**WRITTEN INSTRUCTION**
A single number is the answer here: how many lines of the entries contain "Quick"?

**SUPPLIED RECORDS**

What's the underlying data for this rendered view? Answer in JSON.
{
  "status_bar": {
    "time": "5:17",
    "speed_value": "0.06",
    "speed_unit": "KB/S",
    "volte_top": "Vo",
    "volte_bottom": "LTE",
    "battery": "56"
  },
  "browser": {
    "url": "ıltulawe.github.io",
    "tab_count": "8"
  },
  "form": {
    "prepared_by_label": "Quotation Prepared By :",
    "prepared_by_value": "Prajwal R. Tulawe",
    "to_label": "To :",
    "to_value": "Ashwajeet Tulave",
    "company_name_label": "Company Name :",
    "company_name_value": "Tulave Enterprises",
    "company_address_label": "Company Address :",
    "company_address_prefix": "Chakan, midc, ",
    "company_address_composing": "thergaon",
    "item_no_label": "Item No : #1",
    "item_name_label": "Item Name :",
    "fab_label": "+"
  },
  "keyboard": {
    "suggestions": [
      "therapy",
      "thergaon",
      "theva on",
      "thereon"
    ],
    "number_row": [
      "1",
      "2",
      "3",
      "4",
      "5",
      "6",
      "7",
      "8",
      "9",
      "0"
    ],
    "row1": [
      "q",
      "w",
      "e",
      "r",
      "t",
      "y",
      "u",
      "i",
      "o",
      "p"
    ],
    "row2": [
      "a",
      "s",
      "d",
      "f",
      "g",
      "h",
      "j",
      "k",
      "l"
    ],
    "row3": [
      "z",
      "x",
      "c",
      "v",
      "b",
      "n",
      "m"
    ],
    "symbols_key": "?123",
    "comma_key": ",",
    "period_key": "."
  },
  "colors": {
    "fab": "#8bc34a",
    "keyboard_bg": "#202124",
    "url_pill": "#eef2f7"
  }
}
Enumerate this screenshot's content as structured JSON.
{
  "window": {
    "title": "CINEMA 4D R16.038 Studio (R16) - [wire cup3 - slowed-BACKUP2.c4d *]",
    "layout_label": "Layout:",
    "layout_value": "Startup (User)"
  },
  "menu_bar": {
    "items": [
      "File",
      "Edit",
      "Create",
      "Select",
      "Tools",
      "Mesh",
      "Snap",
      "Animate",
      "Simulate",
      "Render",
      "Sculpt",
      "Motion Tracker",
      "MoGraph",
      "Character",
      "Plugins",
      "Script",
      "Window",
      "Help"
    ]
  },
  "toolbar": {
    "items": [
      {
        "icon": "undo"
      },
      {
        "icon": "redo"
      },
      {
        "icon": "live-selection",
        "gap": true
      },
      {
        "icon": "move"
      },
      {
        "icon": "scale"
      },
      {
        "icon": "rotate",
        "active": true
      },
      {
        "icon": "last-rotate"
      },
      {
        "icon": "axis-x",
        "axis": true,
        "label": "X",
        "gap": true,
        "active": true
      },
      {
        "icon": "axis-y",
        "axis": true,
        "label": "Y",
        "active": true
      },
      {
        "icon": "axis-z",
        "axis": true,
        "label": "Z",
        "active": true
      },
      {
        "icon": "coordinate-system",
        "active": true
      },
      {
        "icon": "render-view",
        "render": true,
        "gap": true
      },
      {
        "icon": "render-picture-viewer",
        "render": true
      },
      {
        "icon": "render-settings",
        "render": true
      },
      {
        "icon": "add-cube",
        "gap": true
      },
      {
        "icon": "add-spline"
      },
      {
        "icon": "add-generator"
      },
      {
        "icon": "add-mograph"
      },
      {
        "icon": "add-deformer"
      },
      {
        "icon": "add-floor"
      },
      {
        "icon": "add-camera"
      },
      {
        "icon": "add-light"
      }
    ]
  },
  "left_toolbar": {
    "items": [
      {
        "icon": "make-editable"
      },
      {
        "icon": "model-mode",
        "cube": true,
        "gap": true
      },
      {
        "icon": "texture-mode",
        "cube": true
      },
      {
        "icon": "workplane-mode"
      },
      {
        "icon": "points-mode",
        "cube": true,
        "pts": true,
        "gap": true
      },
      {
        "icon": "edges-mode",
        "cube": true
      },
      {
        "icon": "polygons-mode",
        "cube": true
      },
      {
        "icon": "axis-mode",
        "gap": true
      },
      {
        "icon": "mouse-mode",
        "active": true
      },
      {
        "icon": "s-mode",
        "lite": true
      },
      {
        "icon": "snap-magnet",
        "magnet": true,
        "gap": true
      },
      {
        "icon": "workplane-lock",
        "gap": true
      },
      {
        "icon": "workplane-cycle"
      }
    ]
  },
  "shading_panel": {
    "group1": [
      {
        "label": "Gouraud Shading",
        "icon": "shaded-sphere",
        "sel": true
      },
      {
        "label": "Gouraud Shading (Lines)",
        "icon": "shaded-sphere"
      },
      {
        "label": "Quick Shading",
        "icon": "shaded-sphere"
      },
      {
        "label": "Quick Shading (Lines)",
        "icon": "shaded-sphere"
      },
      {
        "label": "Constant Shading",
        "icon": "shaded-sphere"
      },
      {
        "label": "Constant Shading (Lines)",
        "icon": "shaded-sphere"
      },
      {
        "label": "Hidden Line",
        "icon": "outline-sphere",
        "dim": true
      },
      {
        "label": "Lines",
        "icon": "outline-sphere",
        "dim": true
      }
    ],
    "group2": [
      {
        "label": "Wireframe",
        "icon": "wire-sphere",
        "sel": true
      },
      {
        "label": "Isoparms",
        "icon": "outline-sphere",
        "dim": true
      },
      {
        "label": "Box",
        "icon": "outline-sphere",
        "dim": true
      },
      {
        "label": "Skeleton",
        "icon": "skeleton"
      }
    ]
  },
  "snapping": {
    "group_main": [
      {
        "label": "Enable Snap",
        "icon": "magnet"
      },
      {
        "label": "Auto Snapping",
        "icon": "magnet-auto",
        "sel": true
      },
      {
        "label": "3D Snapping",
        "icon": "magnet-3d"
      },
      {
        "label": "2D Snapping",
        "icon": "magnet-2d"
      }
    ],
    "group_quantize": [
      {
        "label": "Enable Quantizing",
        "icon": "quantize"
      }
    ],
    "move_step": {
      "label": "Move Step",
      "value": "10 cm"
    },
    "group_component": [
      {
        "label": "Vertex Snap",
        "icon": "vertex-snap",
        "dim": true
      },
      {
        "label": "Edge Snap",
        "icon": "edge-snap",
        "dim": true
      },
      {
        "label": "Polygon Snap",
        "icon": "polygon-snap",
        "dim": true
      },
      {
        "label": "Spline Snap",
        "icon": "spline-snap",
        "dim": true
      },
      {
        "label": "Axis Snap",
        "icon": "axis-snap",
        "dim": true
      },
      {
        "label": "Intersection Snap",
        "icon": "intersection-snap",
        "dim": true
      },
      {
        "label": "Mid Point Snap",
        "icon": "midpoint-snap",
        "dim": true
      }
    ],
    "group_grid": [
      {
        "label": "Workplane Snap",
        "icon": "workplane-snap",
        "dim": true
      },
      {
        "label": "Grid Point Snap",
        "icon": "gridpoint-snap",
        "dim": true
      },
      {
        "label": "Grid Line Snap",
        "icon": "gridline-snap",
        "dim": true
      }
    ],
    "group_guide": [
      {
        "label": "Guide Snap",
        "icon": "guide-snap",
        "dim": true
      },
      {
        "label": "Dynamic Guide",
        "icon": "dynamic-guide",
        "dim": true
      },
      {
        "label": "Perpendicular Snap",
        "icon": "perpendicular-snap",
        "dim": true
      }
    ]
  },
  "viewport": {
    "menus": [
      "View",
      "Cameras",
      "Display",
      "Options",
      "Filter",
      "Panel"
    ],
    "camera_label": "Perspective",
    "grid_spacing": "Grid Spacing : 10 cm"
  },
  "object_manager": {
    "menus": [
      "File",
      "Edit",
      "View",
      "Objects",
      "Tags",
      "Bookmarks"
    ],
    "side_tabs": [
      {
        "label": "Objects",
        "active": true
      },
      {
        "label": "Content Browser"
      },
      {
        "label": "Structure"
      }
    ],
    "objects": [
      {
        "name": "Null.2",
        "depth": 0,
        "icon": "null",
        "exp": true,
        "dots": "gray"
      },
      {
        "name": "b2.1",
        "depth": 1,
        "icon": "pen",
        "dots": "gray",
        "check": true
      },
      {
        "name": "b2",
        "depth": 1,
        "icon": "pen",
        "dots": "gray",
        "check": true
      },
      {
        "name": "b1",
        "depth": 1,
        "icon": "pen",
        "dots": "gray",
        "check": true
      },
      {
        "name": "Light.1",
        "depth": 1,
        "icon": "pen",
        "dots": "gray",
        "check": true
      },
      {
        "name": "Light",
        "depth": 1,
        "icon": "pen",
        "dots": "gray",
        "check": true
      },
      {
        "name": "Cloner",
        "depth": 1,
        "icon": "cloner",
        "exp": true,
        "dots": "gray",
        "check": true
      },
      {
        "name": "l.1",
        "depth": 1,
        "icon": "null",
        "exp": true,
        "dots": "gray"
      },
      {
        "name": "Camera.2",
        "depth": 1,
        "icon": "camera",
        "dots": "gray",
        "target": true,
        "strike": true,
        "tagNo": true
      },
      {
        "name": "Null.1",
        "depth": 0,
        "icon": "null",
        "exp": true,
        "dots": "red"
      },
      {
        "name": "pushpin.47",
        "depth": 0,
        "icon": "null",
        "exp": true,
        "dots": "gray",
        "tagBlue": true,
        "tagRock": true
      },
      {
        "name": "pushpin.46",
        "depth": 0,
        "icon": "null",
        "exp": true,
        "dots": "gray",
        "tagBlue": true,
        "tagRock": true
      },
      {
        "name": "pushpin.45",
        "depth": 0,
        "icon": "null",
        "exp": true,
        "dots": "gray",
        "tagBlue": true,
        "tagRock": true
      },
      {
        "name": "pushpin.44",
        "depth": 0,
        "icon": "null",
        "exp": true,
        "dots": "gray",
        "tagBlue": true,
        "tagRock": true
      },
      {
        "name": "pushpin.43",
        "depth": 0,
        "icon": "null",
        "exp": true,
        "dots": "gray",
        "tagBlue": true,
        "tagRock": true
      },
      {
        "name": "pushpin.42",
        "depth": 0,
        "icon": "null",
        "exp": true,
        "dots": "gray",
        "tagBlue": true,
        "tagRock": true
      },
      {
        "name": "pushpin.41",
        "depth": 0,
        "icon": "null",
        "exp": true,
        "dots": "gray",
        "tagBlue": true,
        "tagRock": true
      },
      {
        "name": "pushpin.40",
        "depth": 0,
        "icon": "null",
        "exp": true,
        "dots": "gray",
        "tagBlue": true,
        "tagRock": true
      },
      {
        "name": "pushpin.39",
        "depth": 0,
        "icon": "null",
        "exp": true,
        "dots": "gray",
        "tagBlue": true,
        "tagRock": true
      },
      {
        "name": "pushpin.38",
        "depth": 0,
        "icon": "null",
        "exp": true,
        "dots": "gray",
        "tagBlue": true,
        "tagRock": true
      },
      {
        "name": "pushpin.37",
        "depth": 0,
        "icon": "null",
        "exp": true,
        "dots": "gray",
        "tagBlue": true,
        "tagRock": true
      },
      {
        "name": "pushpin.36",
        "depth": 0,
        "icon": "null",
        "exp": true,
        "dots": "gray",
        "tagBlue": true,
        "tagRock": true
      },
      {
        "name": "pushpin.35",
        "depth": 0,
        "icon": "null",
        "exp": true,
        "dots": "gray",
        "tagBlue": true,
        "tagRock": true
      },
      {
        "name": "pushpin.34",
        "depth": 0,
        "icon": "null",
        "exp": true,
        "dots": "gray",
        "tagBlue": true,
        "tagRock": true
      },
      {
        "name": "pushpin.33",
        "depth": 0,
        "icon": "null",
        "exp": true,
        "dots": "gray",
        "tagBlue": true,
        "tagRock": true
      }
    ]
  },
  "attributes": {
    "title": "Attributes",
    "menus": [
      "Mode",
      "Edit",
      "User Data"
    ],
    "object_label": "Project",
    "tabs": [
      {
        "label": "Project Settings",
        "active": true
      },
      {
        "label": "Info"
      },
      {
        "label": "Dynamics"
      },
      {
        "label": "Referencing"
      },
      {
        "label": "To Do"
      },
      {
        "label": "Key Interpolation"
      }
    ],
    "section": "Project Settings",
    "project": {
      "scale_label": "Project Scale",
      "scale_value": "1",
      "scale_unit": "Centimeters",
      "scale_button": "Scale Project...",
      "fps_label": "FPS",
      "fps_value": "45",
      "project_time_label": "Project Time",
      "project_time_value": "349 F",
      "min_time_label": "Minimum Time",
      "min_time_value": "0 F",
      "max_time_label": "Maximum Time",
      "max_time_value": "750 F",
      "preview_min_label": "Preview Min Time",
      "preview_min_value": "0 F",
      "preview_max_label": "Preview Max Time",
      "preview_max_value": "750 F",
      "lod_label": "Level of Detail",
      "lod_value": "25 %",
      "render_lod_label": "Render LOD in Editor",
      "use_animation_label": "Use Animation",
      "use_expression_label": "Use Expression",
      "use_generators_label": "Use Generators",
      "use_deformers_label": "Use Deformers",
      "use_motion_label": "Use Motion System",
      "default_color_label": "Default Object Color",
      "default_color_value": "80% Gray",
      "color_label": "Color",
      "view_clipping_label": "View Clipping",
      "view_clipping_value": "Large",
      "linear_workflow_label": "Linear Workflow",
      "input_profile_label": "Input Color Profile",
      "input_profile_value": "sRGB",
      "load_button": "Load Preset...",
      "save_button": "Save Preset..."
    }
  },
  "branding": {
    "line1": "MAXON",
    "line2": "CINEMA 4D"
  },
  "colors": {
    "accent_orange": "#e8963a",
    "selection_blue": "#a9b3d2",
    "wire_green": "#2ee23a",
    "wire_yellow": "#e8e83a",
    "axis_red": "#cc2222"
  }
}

**FINAL ANSWER**
2